What to produce:
Take the data that follows and retype it word for word.

Extracted entries:
* START *
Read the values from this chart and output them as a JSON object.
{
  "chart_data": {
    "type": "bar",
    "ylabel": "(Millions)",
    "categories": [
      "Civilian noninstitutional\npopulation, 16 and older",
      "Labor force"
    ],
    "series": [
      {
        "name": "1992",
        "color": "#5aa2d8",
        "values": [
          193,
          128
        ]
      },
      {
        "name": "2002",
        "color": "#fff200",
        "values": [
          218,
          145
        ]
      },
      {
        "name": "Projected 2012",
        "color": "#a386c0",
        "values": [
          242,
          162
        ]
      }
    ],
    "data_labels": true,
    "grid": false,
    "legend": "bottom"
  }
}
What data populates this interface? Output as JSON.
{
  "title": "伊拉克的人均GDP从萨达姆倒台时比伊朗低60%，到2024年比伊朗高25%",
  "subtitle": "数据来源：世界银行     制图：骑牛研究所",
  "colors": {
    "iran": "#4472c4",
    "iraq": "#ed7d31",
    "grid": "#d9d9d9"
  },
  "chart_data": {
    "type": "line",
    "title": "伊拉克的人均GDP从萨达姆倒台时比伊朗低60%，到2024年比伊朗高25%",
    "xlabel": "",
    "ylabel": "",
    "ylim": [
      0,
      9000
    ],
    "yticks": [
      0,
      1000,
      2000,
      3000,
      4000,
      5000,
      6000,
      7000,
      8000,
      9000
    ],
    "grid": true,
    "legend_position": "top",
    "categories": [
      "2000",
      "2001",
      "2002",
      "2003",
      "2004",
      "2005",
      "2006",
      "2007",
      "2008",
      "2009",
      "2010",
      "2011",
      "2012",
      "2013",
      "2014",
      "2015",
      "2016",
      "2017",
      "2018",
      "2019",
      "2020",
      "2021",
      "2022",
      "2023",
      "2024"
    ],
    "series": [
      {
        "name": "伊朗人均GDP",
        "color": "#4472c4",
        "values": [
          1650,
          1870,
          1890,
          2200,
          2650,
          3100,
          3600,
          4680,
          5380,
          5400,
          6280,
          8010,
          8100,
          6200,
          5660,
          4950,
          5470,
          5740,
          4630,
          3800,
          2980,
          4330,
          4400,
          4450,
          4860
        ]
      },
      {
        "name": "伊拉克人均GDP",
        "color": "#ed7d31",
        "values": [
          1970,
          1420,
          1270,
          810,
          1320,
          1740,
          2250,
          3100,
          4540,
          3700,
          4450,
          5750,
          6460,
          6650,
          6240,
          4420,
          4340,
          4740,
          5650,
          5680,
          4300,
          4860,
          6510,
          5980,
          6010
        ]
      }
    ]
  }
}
* END *
Task answer:
Read the values from this chart and output them as a JSON object.
{
  "chart_data": {
    "type": "bar",
    "ylabel": "(Millions)",
    "categories": [
      "Civilian noninstitutional\npopulation, 16 and older",
      "Labor force"
    ],
    "series": [
      {
        "name": "1992",
        "color": "#5aa2d8",
        "values": [
          193,
          128
        ]
      },
      {
        "name": "2002",
        "color": "#fff200",
        "values": [
          218,
          145
        ]
      },
      {
        "name": "Projected 2012",
        "color": "#a386c0",
        "values": [
          242,
          162
        ]
      }
    ],
    "data_labels": true,
    "grid": false,
    "legend": "bottom"
  }
}
What data populates this interface? Output as JSON.
{
  "title": "伊拉克的人均GDP从萨达姆倒台时比伊朗低60%，到2024年比伊朗高25%",
  "subtitle": "数据来源：世界银行     制图：骑牛研究所",
  "colors": {
    "iran": "#4472c4",
    "iraq": "#ed7d31",
    "grid": "#d9d9d9"
  },
  "chart_data": {
    "type": "line",
    "title": "伊拉克的人均GDP从萨达姆倒台时比伊朗低60%，到2024年比伊朗高25%",
    "xlabel": "",
    "ylabel": "",
    "ylim": [
      0,
      9000
    ],
    "yticks": [
      0,
      1000,
      2000,
      3000,
      4000,
      5000,
      6000,
      7000,
      8000,
      9000
    ],
    "grid": true,
    "legend_position": "top",
    "categories": [
      "2000",
      "2001",
      "2002",
      "2003",
      "2004",
      "2005",
      "2006",
      "2007",
      "2008",
      "2009",
      "2010",
      "2011",
      "2012",
      "2013",
      "2014",
      "2015",
      "2016",
      "2017",
      "2018",
      "2019",
      "2020",
      "2021",
      "2022",
      "2023",
      "2024"
    ],
    "series": [
      {
        "name": "伊朗人均GDP",
        "color": "#4472c4",
        "values": [
          1650,
          1870,
          1890,
          2200,
          2650,
          3100,
          3600,
          4680,
          5380,
          5400,
          6280,
          8010,
          8100,
          6200,
          5660,
          4950,
          5470,
          5740,
          4630,
          3800,
          2980,
          4330,
          4400,
          4450,
          4860
        ]
      },
      {
        "name": "伊拉克人均GDP",
        "color": "#ed7d31",
        "values": [
          1970,
          1420,
          1270,
          810,
          1320,
          1740,
          2250,
          3100,
          4540,
          3700,
          4450,
          5750,
          6460,
          6650,
          6240,
          4420,
          4340,
          4740,
          5650,
          5680,
          4300,
          4860,
          6510,
          5980,
          6010
        ]
      }
    ]
  }
}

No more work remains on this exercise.